--- BEGIN Records for the task ---
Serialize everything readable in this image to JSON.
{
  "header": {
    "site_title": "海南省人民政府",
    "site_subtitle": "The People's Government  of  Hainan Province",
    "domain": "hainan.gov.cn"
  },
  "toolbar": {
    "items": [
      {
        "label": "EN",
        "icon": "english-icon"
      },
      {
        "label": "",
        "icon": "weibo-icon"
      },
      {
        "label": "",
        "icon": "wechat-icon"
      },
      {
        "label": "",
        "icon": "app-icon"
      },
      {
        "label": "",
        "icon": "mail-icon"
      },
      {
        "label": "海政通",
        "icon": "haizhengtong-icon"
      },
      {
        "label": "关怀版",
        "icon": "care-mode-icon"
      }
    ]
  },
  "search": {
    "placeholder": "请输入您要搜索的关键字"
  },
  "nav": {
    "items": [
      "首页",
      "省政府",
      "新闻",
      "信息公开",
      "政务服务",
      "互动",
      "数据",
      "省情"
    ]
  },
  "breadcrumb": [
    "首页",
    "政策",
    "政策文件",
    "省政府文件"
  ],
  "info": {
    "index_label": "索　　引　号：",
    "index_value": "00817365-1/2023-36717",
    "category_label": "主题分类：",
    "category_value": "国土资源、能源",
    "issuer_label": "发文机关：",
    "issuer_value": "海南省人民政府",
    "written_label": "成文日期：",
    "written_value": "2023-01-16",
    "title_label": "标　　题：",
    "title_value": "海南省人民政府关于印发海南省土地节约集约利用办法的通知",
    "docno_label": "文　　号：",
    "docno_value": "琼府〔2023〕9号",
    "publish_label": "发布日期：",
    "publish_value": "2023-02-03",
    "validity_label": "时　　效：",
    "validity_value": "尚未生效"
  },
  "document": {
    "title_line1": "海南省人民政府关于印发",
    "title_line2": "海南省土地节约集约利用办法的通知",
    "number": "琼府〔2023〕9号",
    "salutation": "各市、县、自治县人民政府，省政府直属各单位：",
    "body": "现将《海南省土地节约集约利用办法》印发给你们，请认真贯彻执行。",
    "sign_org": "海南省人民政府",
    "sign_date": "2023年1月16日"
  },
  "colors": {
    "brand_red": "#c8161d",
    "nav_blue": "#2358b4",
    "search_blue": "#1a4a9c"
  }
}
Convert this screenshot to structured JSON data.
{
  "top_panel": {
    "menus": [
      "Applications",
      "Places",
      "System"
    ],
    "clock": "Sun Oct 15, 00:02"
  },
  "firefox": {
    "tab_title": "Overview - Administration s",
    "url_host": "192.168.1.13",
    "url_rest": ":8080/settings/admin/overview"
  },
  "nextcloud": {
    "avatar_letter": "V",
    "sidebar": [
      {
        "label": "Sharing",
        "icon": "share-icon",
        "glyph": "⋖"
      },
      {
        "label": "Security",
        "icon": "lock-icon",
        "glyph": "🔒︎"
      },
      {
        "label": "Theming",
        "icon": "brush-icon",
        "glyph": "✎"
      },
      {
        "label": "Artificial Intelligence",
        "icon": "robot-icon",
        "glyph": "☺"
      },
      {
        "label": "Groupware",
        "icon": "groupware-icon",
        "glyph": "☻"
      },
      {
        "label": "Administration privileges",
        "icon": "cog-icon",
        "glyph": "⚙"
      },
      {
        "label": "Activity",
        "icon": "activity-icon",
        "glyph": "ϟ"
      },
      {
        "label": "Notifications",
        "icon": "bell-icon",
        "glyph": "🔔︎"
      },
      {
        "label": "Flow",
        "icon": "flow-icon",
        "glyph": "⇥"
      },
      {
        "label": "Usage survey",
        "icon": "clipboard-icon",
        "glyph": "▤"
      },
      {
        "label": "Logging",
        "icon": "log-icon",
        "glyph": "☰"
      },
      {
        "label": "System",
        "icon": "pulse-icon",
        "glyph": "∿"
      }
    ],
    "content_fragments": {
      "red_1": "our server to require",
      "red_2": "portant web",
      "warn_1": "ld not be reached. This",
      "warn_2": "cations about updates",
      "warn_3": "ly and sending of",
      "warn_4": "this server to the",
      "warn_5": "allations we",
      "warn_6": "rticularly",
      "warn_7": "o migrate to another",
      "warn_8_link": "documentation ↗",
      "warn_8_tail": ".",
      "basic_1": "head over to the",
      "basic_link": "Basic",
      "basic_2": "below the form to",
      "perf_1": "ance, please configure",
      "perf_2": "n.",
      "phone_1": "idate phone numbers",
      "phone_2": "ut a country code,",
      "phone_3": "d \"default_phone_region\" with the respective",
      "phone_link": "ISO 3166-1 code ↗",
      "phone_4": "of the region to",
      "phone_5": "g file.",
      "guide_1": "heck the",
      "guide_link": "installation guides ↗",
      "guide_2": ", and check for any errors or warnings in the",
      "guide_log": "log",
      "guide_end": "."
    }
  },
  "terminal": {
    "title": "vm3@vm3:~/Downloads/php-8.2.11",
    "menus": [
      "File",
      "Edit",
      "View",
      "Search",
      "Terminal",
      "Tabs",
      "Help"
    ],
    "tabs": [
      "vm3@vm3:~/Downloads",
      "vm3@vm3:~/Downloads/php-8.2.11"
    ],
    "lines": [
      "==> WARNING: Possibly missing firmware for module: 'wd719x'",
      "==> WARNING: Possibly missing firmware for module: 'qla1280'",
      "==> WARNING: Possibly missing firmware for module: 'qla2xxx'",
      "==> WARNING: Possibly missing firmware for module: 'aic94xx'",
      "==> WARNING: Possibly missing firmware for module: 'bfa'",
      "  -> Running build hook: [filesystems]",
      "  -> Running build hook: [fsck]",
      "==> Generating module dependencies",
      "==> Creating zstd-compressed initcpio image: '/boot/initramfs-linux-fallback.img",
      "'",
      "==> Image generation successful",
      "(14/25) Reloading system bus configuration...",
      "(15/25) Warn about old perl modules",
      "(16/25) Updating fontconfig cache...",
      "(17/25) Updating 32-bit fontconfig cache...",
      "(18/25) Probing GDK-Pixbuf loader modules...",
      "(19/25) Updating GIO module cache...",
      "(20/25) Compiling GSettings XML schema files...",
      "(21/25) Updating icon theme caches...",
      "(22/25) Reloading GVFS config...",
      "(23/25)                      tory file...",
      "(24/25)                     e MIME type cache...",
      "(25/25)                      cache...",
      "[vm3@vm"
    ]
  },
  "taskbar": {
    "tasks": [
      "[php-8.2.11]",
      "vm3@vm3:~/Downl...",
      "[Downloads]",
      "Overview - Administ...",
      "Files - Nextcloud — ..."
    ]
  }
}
--- END Records for the task ---
What you have to do: Repeat all the entries exactly as given.

Finished exercise:
Serialize everything readable in this image to JSON.
{
  "header": {
    "site_title": "海南省人民政府",
    "site_subtitle": "The People's Government  of  Hainan Province",
    "domain": "hainan.gov.cn"
  },
  "toolbar": {
    "items": [
      {
        "label": "EN",
        "icon": "english-icon"
      },
      {
        "label": "",
        "icon": "weibo-icon"
      },
      {
        "label": "",
        "icon": "wechat-icon"
      },
      {
        "label": "",
        "icon": "app-icon"
      },
      {
        "label": "",
        "icon": "mail-icon"
      },
      {
        "label": "海政通",
        "icon": "haizhengtong-icon"
      },
      {
        "label": "关怀版",
        "icon": "care-mode-icon"
      }
    ]
  },
  "search": {
    "placeholder": "请输入您要搜索的关键字"
  },
  "nav": {
    "items": [
      "首页",
      "省政府",
      "新闻",
      "信息公开",
      "政务服务",
      "互动",
      "数据",
      "省情"
    ]
  },
  "breadcrumb": [
    "首页",
    "政策",
    "政策文件",
    "省政府文件"
  ],
  "info": {
    "index_label": "索　　引　号：",
    "index_value": "00817365-1/2023-36717",
    "category_label": "主题分类：",
    "category_value": "国土资源、能源",
    "issuer_label": "发文机关：",
    "issuer_value": "海南省人民政府",
    "written_label": "成文日期：",
    "written_value": "2023-01-16",
    "title_label": "标　　题：",
    "title_value": "海南省人民政府关于印发海南省土地节约集约利用办法的通知",
    "docno_label": "文　　号：",
    "docno_value": "琼府〔2023〕9号",
    "publish_label": "发布日期：",
    "publish_value": "2023-02-03",
    "validity_label": "时　　效：",
    "validity_value": "尚未生效"
  },
  "document": {
    "title_line1": "海南省人民政府关于印发",
    "title_line2": "海南省土地节约集约利用办法的通知",
    "number": "琼府〔2023〕9号",
    "salutation": "各市、县、自治县人民政府，省政府直属各单位：",
    "body": "现将《海南省土地节约集约利用办法》印发给你们，请认真贯彻执行。",
    "sign_org": "海南省人民政府",
    "sign_date": "2023年1月16日"
  },
  "colors": {
    "brand_red": "#c8161d",
    "nav_blue": "#2358b4",
    "search_blue": "#1a4a9c"
  }
}
Convert this screenshot to structured JSON data.
{
  "top_panel": {
    "menus": [
      "Applications",
      "Places",
      "System"
    ],
    "clock": "Sun Oct 15, 00:02"
  },
  "firefox": {
    "tab_title": "Overview - Administration s",
    "url_host": "192.168.1.13",
    "url_rest": ":8080/settings/admin/overview"
  },
  "nextcloud": {
    "avatar_letter": "V",
    "sidebar": [
      {
        "label": "Sharing",
        "icon": "share-icon",
        "glyph": "⋖"
      },
      {
        "label": "Security",
        "icon": "lock-icon",
        "glyph": "🔒︎"
      },
      {
        "label": "Theming",
        "icon": "brush-icon",
        "glyph": "✎"
      },
      {
        "label": "Artificial Intelligence",
        "icon": "robot-icon",
        "glyph": "☺"
      },
      {
        "label": "Groupware",
        "icon": "groupware-icon",
        "glyph": "☻"
      },
      {
        "label": "Administration privileges",
        "icon": "cog-icon",
        "glyph": "⚙"
      },
      {
        "label": "Activity",
        "icon": "activity-icon",
        "glyph": "ϟ"
      },
      {
        "label": "Notifications",
        "icon": "bell-icon",
        "glyph": "🔔︎"
      },
      {
        "label": "Flow",
        "icon": "flow-icon",
        "glyph": "⇥"
      },
      {
        "label": "Usage survey",
        "icon": "clipboard-icon",
        "glyph": "▤"
      },
      {
        "label": "Logging",
        "icon": "log-icon",
        "glyph": "☰"
      },
      {
        "label": "System",
        "icon": "pulse-icon",
        "glyph": "∿"
      }
    ],
    "content_fragments": {
      "red_1": "our server to require",
      "red_2": "portant web",
      "warn_1": "ld not be reached. This",
      "warn_2": "cations about updates",
      "warn_3": "ly and sending of",
      "warn_4": "this server to the",
      "warn_5": "allations we",
      "warn_6": "rticularly",
      "warn_7": "o migrate to another",
      "warn_8_link": "documentation ↗",
      "warn_8_tail": ".",
      "basic_1": "head over to the",
      "basic_link": "Basic",
      "basic_2": "below the form to",
      "perf_1": "ance, please configure",
      "perf_2": "n.",
      "phone_1": "idate phone numbers",
      "phone_2": "ut a country code,",
      "phone_3": "d \"default_phone_region\" with the respective",
      "phone_link": "ISO 3166-1 code ↗",
      "phone_4": "of the region to",
      "phone_5": "g file.",
      "guide_1": "heck the",
      "guide_link": "installation guides ↗",
      "guide_2": ", and check for any errors or warnings in the",
      "guide_log": "log",
      "guide_end": "."
    }
  },
  "terminal": {
    "title": "vm3@vm3:~/Downloads/php-8.2.11",
    "menus": [
      "File",
      "Edit",
      "View",
      "Search",
      "Terminal",
      "Tabs",
      "Help"
    ],
    "tabs": [
      "vm3@vm3:~/Downloads",
      "vm3@vm3:~/Downloads/php-8.2.11"
    ],
    "lines": [
      "==> WARNING: Possibly missing firmware for module: 'wd719x'",
      "==> WARNING: Possibly missing firmware for module: 'qla1280'",
      "==> WARNING: Possibly missing firmware for module: 'qla2xxx'",
      "==> WARNING: Possibly missing firmware for module: 'aic94xx'",
      "==> WARNING: Possibly missing firmware for module: 'bfa'",
      "  -> Running build hook: [filesystems]",
      "  -> Running build hook: [fsck]",
      "==> Generating module dependencies",
      "==> Creating zstd-compressed initcpio image: '/boot/initramfs-linux-fallback.img",
      "'",
      "==> Image generation successful",
      "(14/25) Reloading system bus configuration...",
      "(15/25) Warn about old perl modules",
      "(16/25) Updating fontconfig cache...",
      "(17/25) Updating 32-bit fontconfig cache...",
      "(18/25) Probing GDK-Pixbuf loader modules...",
      "(19/25) Updating GIO module cache...",
      "(20/25) Compiling GSettings XML schema files...",
      "(21/25) Updating icon theme caches...",
      "(22/25) Reloading GVFS config...",
      "(23/25)                      tory file...",
      "(24/25)                     e MIME type cache...",
      "(25/25)                      cache...",
      "[vm3@vm"
    ]
  },
  "taskbar": {
    "tasks": [
      "[php-8.2.11]",
      "vm3@vm3:~/Downl...",
      "[Downloads]",
      "Overview - Administ...",
      "Files - Nextcloud — ..."
    ]
  }
}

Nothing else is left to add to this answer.